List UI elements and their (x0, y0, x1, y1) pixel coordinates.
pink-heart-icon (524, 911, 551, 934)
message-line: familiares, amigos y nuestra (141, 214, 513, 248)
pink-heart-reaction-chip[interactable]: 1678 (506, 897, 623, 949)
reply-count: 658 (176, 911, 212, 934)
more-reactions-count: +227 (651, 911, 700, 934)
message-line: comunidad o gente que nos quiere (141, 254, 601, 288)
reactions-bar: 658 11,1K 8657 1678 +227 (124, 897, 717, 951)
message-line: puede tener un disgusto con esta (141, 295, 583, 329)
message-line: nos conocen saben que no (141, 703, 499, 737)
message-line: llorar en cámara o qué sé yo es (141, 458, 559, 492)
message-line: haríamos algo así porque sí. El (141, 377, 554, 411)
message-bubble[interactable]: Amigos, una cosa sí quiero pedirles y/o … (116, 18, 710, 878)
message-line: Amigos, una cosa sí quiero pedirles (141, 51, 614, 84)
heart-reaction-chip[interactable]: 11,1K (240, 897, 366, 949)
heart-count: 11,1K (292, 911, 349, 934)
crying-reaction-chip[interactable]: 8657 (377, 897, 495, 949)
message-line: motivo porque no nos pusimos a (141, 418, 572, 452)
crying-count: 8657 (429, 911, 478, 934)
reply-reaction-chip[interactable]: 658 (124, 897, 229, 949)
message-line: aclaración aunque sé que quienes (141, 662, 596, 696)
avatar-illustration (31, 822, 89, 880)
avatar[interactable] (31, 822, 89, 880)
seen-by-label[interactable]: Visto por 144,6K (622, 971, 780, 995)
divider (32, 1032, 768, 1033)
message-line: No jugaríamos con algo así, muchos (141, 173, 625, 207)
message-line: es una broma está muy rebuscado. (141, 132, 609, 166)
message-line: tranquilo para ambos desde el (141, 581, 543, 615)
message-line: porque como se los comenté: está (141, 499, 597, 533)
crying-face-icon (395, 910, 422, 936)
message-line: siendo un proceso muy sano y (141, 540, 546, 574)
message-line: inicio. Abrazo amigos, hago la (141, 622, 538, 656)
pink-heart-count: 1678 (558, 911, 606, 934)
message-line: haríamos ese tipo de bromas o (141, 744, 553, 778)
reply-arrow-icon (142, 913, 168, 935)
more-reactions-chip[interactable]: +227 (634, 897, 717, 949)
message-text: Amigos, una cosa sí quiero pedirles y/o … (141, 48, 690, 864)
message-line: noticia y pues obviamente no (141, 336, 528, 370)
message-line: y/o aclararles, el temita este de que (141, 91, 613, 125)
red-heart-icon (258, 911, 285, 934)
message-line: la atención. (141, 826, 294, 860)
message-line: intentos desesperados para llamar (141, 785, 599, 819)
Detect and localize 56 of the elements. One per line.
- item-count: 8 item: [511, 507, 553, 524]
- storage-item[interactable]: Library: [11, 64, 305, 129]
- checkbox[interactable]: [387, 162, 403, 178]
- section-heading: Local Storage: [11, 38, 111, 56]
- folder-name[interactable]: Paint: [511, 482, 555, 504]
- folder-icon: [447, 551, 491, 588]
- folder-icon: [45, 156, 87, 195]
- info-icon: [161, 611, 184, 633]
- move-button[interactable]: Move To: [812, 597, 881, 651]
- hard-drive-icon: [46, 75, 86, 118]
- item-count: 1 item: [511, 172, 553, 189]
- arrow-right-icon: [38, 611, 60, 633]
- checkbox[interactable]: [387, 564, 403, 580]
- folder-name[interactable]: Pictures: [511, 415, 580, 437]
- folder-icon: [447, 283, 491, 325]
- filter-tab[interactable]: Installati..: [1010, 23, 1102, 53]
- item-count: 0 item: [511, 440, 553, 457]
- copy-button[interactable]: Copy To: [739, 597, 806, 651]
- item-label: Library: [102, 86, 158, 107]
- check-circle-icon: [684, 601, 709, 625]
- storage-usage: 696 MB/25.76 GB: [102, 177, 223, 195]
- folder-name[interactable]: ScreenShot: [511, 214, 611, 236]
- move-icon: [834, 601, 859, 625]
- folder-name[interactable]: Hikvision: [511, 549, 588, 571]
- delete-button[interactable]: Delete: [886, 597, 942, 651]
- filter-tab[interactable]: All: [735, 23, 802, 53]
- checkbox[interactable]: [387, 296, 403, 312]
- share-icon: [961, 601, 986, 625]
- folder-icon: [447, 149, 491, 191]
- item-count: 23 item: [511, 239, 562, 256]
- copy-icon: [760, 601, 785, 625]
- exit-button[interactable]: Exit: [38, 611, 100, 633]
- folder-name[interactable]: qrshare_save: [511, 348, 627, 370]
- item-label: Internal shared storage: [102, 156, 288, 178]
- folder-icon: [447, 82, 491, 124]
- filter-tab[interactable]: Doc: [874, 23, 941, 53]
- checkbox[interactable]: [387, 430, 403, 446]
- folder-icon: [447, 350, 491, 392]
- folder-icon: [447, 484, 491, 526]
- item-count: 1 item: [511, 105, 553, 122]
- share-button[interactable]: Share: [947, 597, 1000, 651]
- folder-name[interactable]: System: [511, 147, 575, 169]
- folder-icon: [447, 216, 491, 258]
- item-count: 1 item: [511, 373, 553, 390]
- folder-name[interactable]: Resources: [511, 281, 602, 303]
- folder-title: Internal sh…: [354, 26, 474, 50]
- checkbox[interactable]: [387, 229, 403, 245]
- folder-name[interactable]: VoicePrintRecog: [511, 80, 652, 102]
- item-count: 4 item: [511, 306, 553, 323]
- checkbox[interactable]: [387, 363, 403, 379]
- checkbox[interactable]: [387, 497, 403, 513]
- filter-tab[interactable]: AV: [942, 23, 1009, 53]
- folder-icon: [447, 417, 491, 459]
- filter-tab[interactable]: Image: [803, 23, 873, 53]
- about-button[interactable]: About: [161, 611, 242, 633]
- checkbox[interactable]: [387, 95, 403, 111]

__Task__.
Quote every row from the first one down to the one containing "reply-reaction-chip[interactable]: 658 (124, 897, 229, 949)", including both ends.

__Solution__.
List UI elements and their (x0, y0, x1, y1) pixel coordinates.
pink-heart-icon (524, 911, 551, 934)
message-line: familiares, amigos y nuestra (141, 214, 513, 248)
pink-heart-reaction-chip[interactable]: 1678 (506, 897, 623, 949)
reply-count: 658 (176, 911, 212, 934)
more-reactions-count: +227 (651, 911, 700, 934)
message-line: comunidad o gente que nos quiere (141, 254, 601, 288)
reactions-bar: 658 11,1K 8657 1678 +227 (124, 897, 717, 951)
message-line: puede tener un disgusto con esta (141, 295, 583, 329)
message-line: nos conocen saben que no (141, 703, 499, 737)
message-line: llorar en cámara o qué sé yo es (141, 458, 559, 492)
message-line: haríamos algo así porque sí. El (141, 377, 554, 411)
message-bubble[interactable]: Amigos, una cosa sí quiero pedirles y/o … (116, 18, 710, 878)
message-line: Amigos, una cosa sí quiero pedirles (141, 51, 614, 84)
heart-reaction-chip[interactable]: 11,1K (240, 897, 366, 949)
heart-count: 11,1K (292, 911, 349, 934)
crying-reaction-chip[interactable]: 8657 (377, 897, 495, 949)
message-line: motivo porque no nos pusimos a (141, 418, 572, 452)
crying-count: 8657 (429, 911, 478, 934)
reply-reaction-chip[interactable]: 658 (124, 897, 229, 949)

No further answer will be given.